===== Given information =====
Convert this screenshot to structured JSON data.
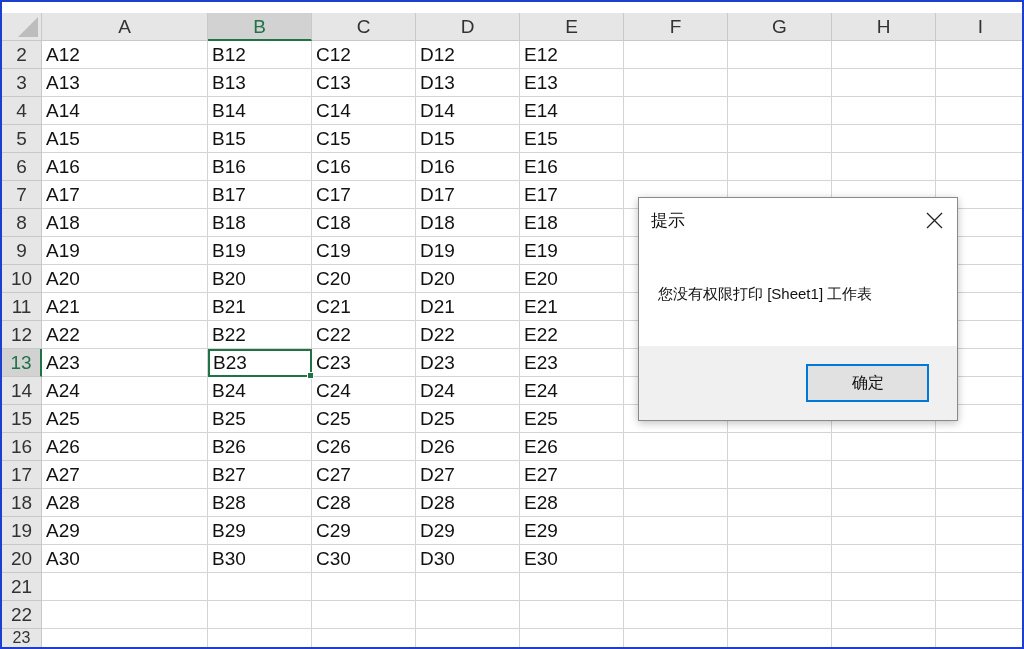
{
  "sheet": {
    "columns": [
      {
        "label": "A",
        "selected": false
      },
      {
        "label": "B",
        "selected": true
      },
      {
        "label": "C",
        "selected": false
      },
      {
        "label": "D",
        "selected": false
      },
      {
        "label": "E",
        "selected": false
      },
      {
        "label": "F",
        "selected": false
      },
      {
        "label": "G",
        "selected": false
      },
      {
        "label": "H",
        "selected": false
      },
      {
        "label": "I",
        "selected": false
      }
    ],
    "rows": [
      {
        "label": "2",
        "selected": false,
        "cells": [
          "A12",
          "B12",
          "C12",
          "D12",
          "E12"
        ]
      },
      {
        "label": "3",
        "selected": false,
        "cells": [
          "A13",
          "B13",
          "C13",
          "D13",
          "E13"
        ]
      },
      {
        "label": "4",
        "selected": false,
        "cells": [
          "A14",
          "B14",
          "C14",
          "D14",
          "E14"
        ]
      },
      {
        "label": "5",
        "selected": false,
        "cells": [
          "A15",
          "B15",
          "C15",
          "D15",
          "E15"
        ]
      },
      {
        "label": "6",
        "selected": false,
        "cells": [
          "A16",
          "B16",
          "C16",
          "D16",
          "E16"
        ]
      },
      {
        "label": "7",
        "selected": false,
        "cells": [
          "A17",
          "B17",
          "C17",
          "D17",
          "E17"
        ]
      },
      {
        "label": "8",
        "selected": false,
        "cells": [
          "A18",
          "B18",
          "C18",
          "D18",
          "E18"
        ]
      },
      {
        "label": "9",
        "selected": false,
        "cells": [
          "A19",
          "B19",
          "C19",
          "D19",
          "E19"
        ]
      },
      {
        "label": "10",
        "selected": false,
        "cells": [
          "A20",
          "B20",
          "C20",
          "D20",
          "E20"
        ]
      },
      {
        "label": "11",
        "selected": false,
        "cells": [
          "A21",
          "B21",
          "C21",
          "D21",
          "E21"
        ]
      },
      {
        "label": "12",
        "selected": false,
        "cells": [
          "A22",
          "B22",
          "C22",
          "D22",
          "E22"
        ]
      },
      {
        "label": "13",
        "selected": true,
        "cells": [
          "A23",
          "B23",
          "C23",
          "D23",
          "E23"
        ]
      },
      {
        "label": "14",
        "selected": false,
        "cells": [
          "A24",
          "B24",
          "C24",
          "D24",
          "E24"
        ]
      },
      {
        "label": "15",
        "selected": false,
        "cells": [
          "A25",
          "B25",
          "C25",
          "D25",
          "E25"
        ]
      },
      {
        "label": "16",
        "selected": false,
        "cells": [
          "A26",
          "B26",
          "C26",
          "D26",
          "E26"
        ]
      },
      {
        "label": "17",
        "selected": false,
        "cells": [
          "A27",
          "B27",
          "C27",
          "D27",
          "E27"
        ]
      },
      {
        "label": "18",
        "selected": false,
        "cells": [
          "A28",
          "B28",
          "C28",
          "D28",
          "E28"
        ]
      },
      {
        "label": "19",
        "selected": false,
        "cells": [
          "A29",
          "B29",
          "C29",
          "D29",
          "E29"
        ]
      },
      {
        "label": "20",
        "selected": false,
        "cells": [
          "A30",
          "B30",
          "C30",
          "D30",
          "E30"
        ]
      },
      {
        "label": "21",
        "selected": false,
        "cells": []
      },
      {
        "label": "22",
        "selected": false,
        "cells": []
      },
      {
        "label": "23",
        "selected": false,
        "cells": []
      }
    ]
  },
  "dialog": {
    "title": "提示",
    "message": "您没有权限打印 [Sheet1] 工作表",
    "button": "确定"
  }
}
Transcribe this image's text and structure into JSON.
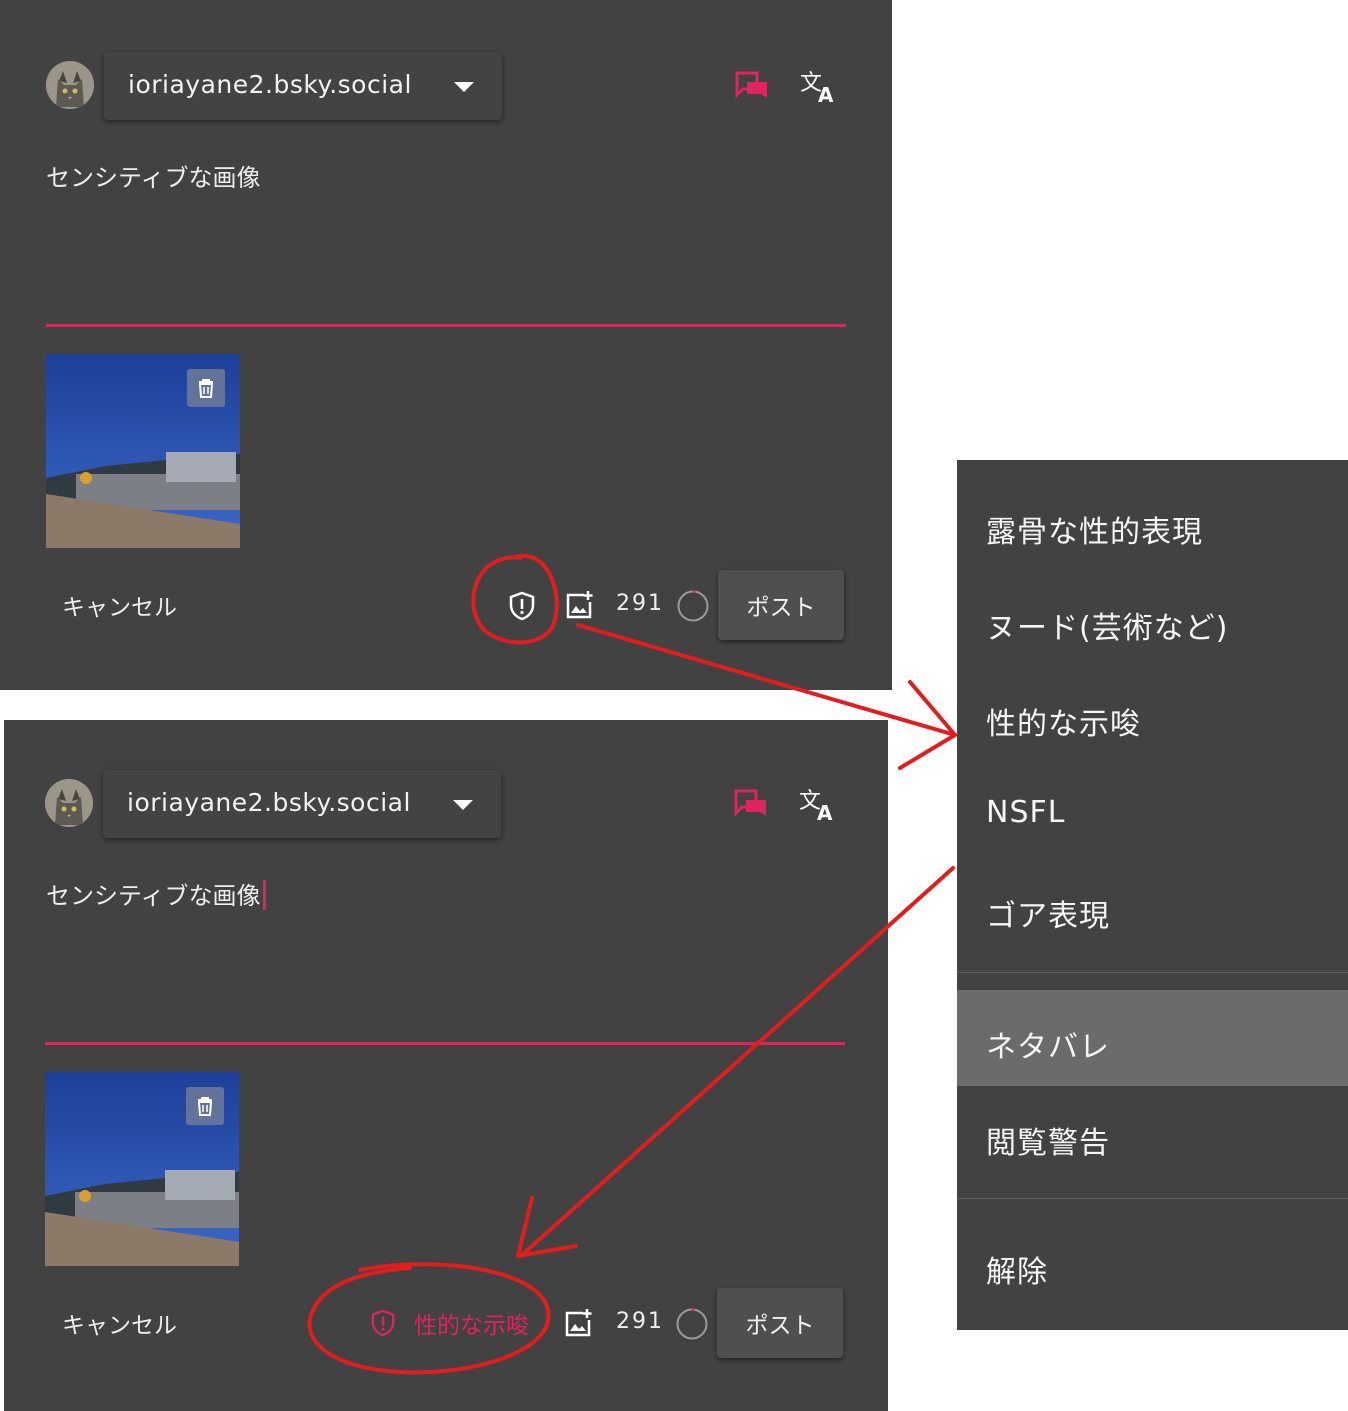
{
  "composer_top": {
    "account": "ioriayane2.bsky.social",
    "text": "センシティブな画像",
    "cancel_label": "キャンセル",
    "char_count": "291",
    "post_label": "ポスト",
    "label_applied": ""
  },
  "composer_bottom": {
    "account": "ioriayane2.bsky.social",
    "text": "センシティブな画像",
    "cancel_label": "キャンセル",
    "char_count": "291",
    "post_label": "ポスト",
    "label_applied": "性的な示唆"
  },
  "label_menu": {
    "items": [
      "露骨な性的表現",
      "ヌード(芸術など)",
      "性的な示唆",
      "NSFL",
      "ゴア表現",
      "ネタバレ",
      "閲覧警告",
      "解除"
    ],
    "highlighted_index": 5
  },
  "colors": {
    "panel_bg": "#424242",
    "accent": "#e0245e",
    "annotation": "#e11d1d"
  },
  "icons": [
    "chat-bubbles-icon",
    "translate-icon",
    "chevron-down-icon",
    "trash-icon",
    "shield-alert-icon",
    "add-image-icon",
    "progress-ring-icon"
  ]
}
=====
Strip the images and reproduce the remaining records precisely.

> _Worked solution_
Convert this screenshot to structured JSON data.
{
  "sheet": {
    "columns": [
      {
        "label": "A",
        "selected": false
      },
      {
        "label": "B",
        "selected": true
      },
      {
        "label": "C",
        "selected": false
      },
      {
        "label": "D",
        "selected": false
      },
      {
        "label": "E",
        "selected": false
      },
      {
        "label": "F",
        "selected": false
      },
      {
        "label": "G",
        "selected": false
      },
      {
        "label": "H",
        "selected": false
      },
      {
        "label": "I",
        "selected": false
      }
    ],
    "rows": [
      {
        "label": "2",
        "selected": false,
        "cells": [
          "A12",
          "B12",
          "C12",
          "D12",
          "E12"
        ]
      },
      {
        "label": "3",
        "selected": false,
        "cells": [
          "A13",
          "B13",
          "C13",
          "D13",
          "E13"
        ]
      },
      {
        "label": "4",
        "selected": false,
        "cells": [
          "A14",
          "B14",
          "C14",
          "D14",
          "E14"
        ]
      },
      {
        "label": "5",
        "selected": false,
        "cells": [
          "A15",
          "B15",
          "C15",
          "D15",
          "E15"
        ]
      },
      {
        "label": "6",
        "selected": false,
        "cells": [
          "A16",
          "B16",
          "C16",
          "D16",
          "E16"
        ]
      },
      {
        "label": "7",
        "selected": false,
        "cells": [
          "A17",
          "B17",
          "C17",
          "D17",
          "E17"
        ]
      },
      {
        "label": "8",
        "selected": false,
        "cells": [
          "A18",
          "B18",
          "C18",
          "D18",
          "E18"
        ]
      },
      {
        "label": "9",
        "selected": false,
        "cells": [
          "A19",
          "B19",
          "C19",
          "D19",
          "E19"
        ]
      },
      {
        "label": "10",
        "selected": false,
        "cells": [
          "A20",
          "B20",
          "C20",
          "D20",
          "E20"
        ]
      },
      {
        "label": "11",
        "selected": false,
        "cells": [
          "A21",
          "B21",
          "C21",
          "D21",
          "E21"
        ]
      },
      {
        "label": "12",
        "selected": false,
        "cells": [
          "A22",
          "B22",
          "C22",
          "D22",
          "E22"
        ]
      },
      {
        "label": "13",
        "selected": true,
        "cells": [
          "A23",
          "B23",
          "C23",
          "D23",
          "E23"
        ]
      },
      {
        "label": "14",
        "selected": false,
        "cells": [
          "A24",
          "B24",
          "C24",
          "D24",
          "E24"
        ]
      },
      {
        "label": "15",
        "selected": false,
        "cells": [
          "A25",
          "B25",
          "C25",
          "D25",
          "E25"
        ]
      },
      {
        "label": "16",
        "selected": false,
        "cells": [
          "A26",
          "B26",
          "C26",
          "D26",
          "E26"
        ]
      },
      {
        "label": "17",
        "selected": false,
        "cells": [
          "A27",
          "B27",
          "C27",
          "D27",
          "E27"
        ]
      },
      {
        "label": "18",
        "selected": false,
        "cells": [
          "A28",
          "B28",
          "C28",
          "D28",
          "E28"
        ]
      },
      {
        "label": "19",
        "selected": false,
        "cells": [
          "A29",
          "B29",
          "C29",
          "D29",
          "E29"
        ]
      },
      {
        "label": "20",
        "selected": false,
        "cells": [
          "A30",
          "B30",
          "C30",
          "D30",
          "E30"
        ]
      },
      {
        "label": "21",
        "selected": false,
        "cells": []
      },
      {
        "label": "22",
        "selected": false,
        "cells": []
      },
      {
        "label": "23",
        "selected": false,
        "cells": []
      }
    ]
  },
  "dialog": {
    "title": "提示",
    "message": "您没有权限打印 [Sheet1] 工作表",
    "button": "确定"
  }
}
Transcribe this image's text and structure into JSON.
{
  "composer_top": {
    "account": "ioriayane2.bsky.social",
    "text": "センシティブな画像",
    "cancel_label": "キャンセル",
    "char_count": "291",
    "post_label": "ポスト",
    "label_applied": ""
  },
  "composer_bottom": {
    "account": "ioriayane2.bsky.social",
    "text": "センシティブな画像",
    "cancel_label": "キャンセル",
    "char_count": "291",
    "post_label": "ポスト",
    "label_applied": "性的な示唆"
  },
  "label_menu": {
    "items": [
      "露骨な性的表現",
      "ヌード(芸術など)",
      "性的な示唆",
      "NSFL",
      "ゴア表現",
      "ネタバレ",
      "閲覧警告",
      "解除"
    ],
    "highlighted_index": 5
  },
  "colors": {
    "panel_bg": "#424242",
    "accent": "#e0245e",
    "annotation": "#e11d1d"
  },
  "icons": [
    "chat-bubbles-icon",
    "translate-icon",
    "chevron-down-icon",
    "trash-icon",
    "shield-alert-icon",
    "add-image-icon",
    "progress-ring-icon"
  ]
}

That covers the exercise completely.